▸ **Given instruction**:
Copy every line of the listing that holds the string "Rising".

============================================================

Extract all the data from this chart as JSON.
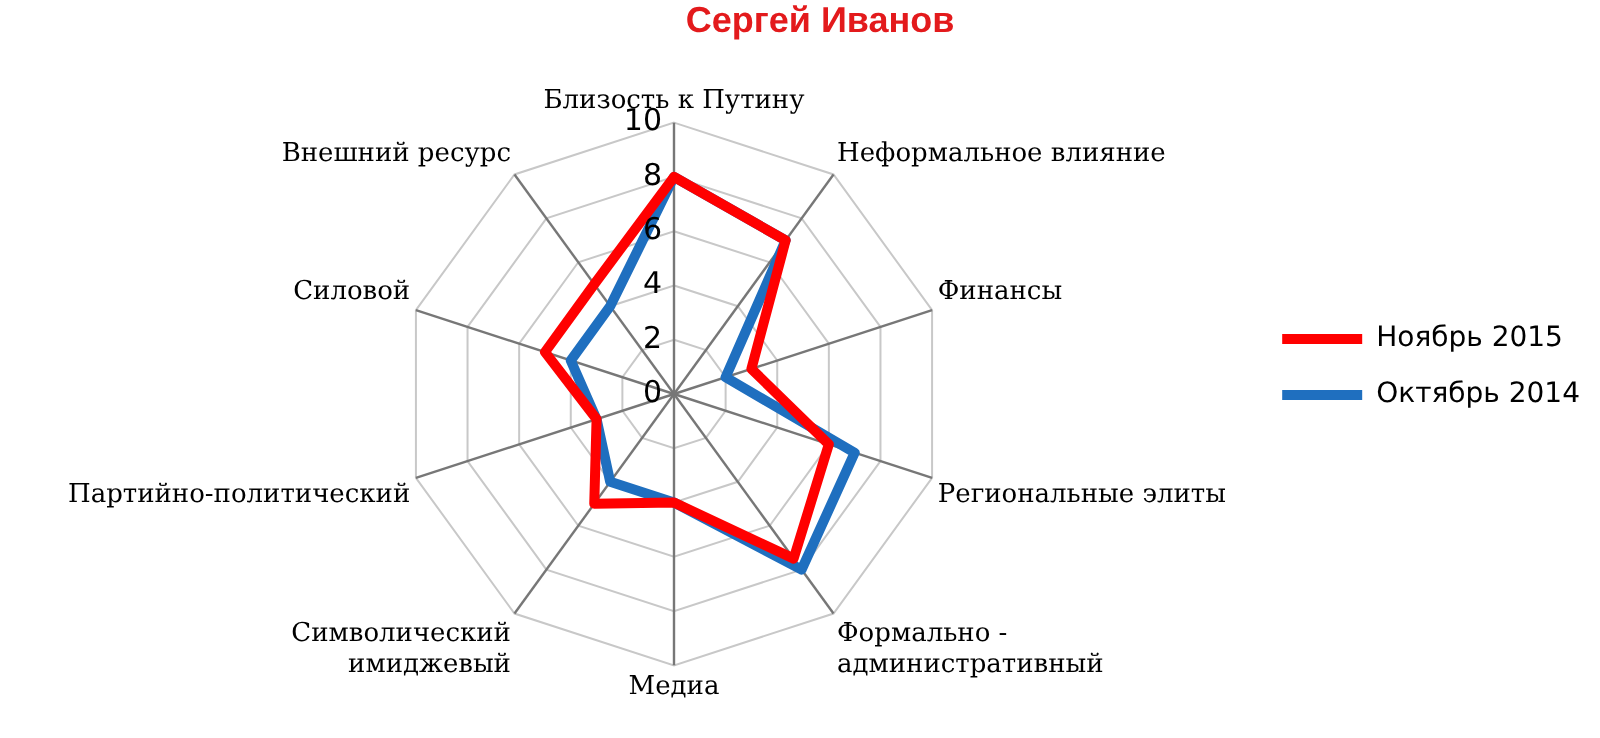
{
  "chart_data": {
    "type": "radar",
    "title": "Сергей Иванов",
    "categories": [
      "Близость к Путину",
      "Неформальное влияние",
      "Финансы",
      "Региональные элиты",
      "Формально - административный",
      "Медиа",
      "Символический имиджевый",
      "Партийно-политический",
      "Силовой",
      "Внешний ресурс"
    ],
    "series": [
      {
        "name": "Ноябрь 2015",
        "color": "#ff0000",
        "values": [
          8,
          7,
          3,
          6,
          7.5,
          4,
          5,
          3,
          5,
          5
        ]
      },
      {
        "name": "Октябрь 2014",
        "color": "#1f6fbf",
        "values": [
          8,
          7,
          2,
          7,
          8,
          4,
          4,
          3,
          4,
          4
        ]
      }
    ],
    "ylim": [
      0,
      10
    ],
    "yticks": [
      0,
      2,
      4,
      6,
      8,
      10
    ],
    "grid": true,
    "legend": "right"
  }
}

============================================================

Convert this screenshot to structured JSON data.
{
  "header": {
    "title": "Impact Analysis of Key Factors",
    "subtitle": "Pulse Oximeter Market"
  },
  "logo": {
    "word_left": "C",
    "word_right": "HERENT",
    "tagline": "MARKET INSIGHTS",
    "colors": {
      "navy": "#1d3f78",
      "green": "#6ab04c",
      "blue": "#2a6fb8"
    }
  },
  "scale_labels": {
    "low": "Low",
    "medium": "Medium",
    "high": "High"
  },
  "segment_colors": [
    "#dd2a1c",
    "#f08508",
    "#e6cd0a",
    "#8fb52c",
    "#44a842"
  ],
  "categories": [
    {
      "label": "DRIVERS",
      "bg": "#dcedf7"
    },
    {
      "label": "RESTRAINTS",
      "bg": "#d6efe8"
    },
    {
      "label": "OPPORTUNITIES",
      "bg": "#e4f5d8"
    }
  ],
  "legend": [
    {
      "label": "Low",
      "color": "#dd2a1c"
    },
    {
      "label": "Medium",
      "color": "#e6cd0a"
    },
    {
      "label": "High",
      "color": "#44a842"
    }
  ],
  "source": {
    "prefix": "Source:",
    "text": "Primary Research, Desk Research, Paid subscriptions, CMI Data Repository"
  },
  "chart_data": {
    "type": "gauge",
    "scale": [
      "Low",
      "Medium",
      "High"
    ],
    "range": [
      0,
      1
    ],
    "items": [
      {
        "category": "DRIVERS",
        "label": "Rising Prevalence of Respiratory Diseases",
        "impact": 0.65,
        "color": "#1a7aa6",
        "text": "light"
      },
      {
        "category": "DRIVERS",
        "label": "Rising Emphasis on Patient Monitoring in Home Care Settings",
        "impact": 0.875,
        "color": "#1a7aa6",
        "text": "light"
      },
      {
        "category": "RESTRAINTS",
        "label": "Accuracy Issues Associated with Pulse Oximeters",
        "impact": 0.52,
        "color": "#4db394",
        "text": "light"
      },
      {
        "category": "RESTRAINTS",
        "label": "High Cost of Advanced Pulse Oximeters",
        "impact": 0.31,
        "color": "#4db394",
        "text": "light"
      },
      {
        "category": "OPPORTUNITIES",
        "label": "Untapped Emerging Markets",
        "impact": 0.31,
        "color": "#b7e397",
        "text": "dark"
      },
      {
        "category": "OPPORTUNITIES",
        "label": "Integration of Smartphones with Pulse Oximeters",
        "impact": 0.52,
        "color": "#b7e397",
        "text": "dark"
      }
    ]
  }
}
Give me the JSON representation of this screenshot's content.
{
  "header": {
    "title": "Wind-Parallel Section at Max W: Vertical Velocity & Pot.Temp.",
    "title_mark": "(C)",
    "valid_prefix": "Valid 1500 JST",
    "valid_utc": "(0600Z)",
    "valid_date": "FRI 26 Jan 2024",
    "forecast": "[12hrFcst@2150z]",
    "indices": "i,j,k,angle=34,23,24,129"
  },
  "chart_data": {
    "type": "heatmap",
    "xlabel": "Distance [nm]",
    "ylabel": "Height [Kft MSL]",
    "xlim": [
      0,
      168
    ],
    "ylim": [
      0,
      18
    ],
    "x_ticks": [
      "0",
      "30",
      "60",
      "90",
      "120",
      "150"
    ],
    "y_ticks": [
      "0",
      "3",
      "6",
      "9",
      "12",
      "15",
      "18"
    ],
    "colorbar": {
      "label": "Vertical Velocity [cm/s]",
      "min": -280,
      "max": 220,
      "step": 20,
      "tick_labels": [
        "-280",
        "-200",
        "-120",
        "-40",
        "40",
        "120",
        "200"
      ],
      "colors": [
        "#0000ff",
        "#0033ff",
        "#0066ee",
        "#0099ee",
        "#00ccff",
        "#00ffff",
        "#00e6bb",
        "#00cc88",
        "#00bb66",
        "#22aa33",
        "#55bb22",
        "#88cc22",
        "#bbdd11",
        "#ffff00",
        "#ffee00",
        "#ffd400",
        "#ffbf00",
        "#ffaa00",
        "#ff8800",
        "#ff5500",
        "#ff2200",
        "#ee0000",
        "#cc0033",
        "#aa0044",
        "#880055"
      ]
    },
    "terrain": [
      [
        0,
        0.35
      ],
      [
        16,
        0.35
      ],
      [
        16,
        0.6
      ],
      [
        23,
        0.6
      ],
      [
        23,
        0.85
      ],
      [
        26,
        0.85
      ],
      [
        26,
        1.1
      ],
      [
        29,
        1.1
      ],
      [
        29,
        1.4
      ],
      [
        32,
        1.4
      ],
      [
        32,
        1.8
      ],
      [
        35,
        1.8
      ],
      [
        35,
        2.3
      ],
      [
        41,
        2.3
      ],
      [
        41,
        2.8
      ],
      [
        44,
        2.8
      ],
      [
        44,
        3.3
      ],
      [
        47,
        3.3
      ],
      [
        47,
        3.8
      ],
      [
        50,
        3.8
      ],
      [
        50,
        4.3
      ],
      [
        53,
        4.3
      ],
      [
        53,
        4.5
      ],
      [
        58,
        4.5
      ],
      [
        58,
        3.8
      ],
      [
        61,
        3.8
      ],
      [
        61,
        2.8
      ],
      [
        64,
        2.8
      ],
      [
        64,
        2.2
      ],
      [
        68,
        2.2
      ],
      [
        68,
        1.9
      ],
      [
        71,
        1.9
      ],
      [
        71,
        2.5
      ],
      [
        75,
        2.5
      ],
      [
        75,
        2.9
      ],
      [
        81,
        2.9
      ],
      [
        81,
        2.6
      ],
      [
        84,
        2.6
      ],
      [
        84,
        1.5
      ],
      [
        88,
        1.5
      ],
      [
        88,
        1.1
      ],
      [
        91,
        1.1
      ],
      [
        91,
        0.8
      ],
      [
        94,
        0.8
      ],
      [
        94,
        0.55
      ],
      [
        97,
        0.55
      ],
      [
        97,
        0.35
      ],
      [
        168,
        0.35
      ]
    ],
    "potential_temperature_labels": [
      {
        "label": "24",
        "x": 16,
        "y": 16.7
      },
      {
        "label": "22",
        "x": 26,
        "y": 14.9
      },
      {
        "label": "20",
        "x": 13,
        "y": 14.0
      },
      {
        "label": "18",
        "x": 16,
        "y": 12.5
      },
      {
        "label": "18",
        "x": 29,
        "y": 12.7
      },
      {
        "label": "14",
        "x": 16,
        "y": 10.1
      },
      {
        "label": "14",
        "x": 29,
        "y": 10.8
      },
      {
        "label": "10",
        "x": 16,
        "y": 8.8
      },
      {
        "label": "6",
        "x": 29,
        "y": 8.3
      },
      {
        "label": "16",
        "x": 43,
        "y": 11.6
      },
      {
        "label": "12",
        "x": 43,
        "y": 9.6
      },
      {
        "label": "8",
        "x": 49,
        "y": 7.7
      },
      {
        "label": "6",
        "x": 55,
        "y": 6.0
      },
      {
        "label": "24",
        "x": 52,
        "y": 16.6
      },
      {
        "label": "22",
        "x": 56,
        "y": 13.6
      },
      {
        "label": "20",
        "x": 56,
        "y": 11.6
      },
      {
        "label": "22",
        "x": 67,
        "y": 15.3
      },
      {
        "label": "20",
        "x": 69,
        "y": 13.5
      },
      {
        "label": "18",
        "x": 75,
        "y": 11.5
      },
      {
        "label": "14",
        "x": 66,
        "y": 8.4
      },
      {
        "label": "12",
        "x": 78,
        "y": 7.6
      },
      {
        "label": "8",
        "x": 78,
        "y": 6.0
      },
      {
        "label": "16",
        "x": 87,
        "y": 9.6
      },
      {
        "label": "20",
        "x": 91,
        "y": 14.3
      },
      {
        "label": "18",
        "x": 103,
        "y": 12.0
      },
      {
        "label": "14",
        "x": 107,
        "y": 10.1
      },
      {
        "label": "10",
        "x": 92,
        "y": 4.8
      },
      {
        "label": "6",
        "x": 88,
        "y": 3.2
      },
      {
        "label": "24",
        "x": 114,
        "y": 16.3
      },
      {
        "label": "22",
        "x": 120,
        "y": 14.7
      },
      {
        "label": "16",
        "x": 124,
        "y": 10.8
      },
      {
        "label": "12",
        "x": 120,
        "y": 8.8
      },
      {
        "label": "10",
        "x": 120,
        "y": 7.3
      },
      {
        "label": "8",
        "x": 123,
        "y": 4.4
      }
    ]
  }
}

============================================================

▸ **Correct result**:
        "label": "Rising Prevalence of Respiratory Diseases",
        "label": "Rising Emphasis on Patient Monitoring in Home Care Settings",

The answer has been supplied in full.